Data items
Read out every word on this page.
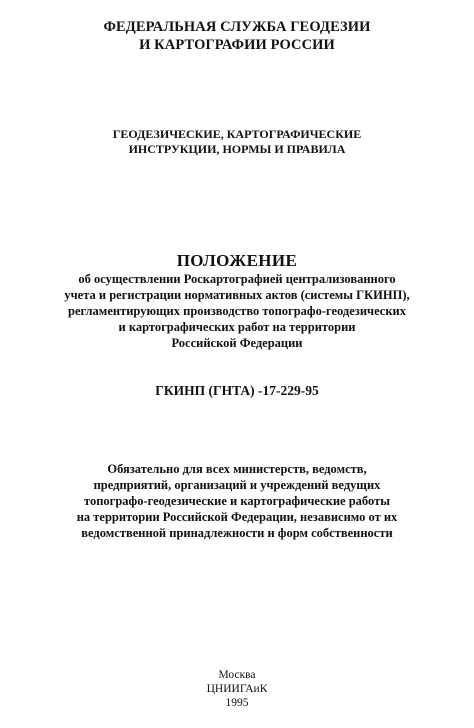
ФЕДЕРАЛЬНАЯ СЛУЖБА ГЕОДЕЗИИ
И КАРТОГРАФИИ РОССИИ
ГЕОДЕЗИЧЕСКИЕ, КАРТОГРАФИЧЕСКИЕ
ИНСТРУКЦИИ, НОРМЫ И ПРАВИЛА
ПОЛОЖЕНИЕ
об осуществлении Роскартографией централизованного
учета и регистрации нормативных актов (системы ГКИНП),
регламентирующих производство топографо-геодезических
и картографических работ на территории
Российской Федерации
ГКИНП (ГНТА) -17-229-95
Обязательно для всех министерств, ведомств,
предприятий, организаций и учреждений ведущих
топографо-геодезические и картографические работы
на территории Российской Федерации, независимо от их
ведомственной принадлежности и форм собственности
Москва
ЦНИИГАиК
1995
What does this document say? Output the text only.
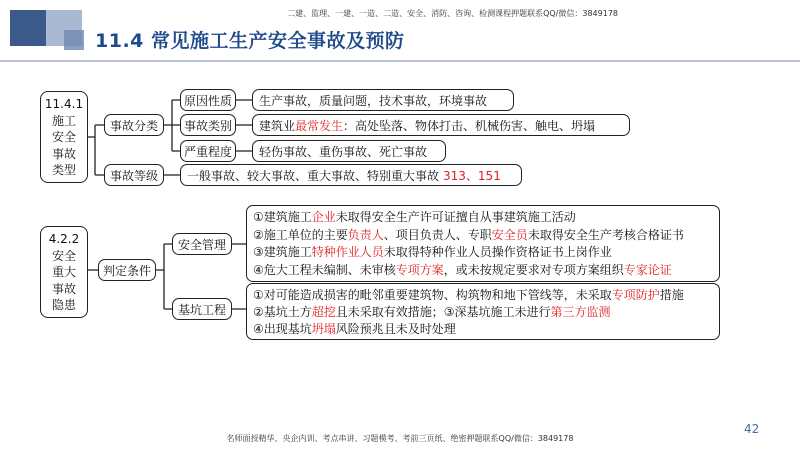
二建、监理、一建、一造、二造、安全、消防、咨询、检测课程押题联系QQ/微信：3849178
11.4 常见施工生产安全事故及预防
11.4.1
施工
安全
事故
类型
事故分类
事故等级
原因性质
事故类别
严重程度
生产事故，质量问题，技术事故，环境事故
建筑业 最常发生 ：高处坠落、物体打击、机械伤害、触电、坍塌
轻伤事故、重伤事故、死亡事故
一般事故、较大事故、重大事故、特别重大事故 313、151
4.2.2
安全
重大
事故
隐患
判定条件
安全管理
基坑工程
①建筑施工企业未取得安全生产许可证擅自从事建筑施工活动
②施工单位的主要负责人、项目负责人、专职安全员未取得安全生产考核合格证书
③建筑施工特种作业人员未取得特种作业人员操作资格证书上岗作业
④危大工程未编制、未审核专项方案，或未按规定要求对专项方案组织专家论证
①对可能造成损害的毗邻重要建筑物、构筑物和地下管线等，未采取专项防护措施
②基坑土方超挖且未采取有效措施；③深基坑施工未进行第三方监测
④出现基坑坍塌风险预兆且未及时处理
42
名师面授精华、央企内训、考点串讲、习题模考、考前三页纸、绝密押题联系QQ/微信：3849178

## PROMPT
Skip the images and write out the rest of the listing exactly.

## THE COMPLETED TASK
Read out every word on this page.
ФЕДЕРАЛЬНАЯ СЛУЖБА ГЕОДЕЗИИ
И КАРТОГРАФИИ РОССИИ
ГЕОДЕЗИЧЕСКИЕ, КАРТОГРАФИЧЕСКИЕ
ИНСТРУКЦИИ, НОРМЫ И ПРАВИЛА
ПОЛОЖЕНИЕ
об осуществлении Роскартографией централизованного
учета и регистрации нормативных актов (системы ГКИНП),
регламентирующих производство топографо-геодезических
и картографических работ на территории
Российской Федерации
ГКИНП (ГНТА) -17-229-95
Обязательно для всех министерств, ведомств,
предприятий, организаций и учреждений ведущих
топографо-геодезические и картографические работы
на территории Российской Федерации, независимо от их
ведомственной принадлежности и форм собственности
Москва
ЦНИИГАиК
1995
What does this document say? Output the text only.
二建、监理、一建、一造、二造、安全、消防、咨询、检测课程押题联系QQ/微信：3849178
11.4 常见施工生产安全事故及预防
11.4.1
施工
安全
事故
类型
事故分类
事故等级
原因性质
事故类别
严重程度
生产事故，质量问题，技术事故，环境事故
建筑业 最常发生 ：高处坠落、物体打击、机械伤害、触电、坍塌
轻伤事故、重伤事故、死亡事故
一般事故、较大事故、重大事故、特别重大事故 313、151
4.2.2
安全
重大
事故
隐患
判定条件
安全管理
基坑工程
①建筑施工企业未取得安全生产许可证擅自从事建筑施工活动
②施工单位的主要负责人、项目负责人、专职安全员未取得安全生产考核合格证书
③建筑施工特种作业人员未取得特种作业人员操作资格证书上岗作业
④危大工程未编制、未审核专项方案，或未按规定要求对专项方案组织专家论证
①对可能造成损害的毗邻重要建筑物、构筑物和地下管线等，未采取专项防护措施
②基坑土方超挖且未采取有效措施；③深基坑施工未进行第三方监测
④出现基坑坍塌风险预兆且未及时处理
42
名师面授精华、央企内训、考点串讲、习题模考、考前三页纸、绝密押题联系QQ/微信：3849178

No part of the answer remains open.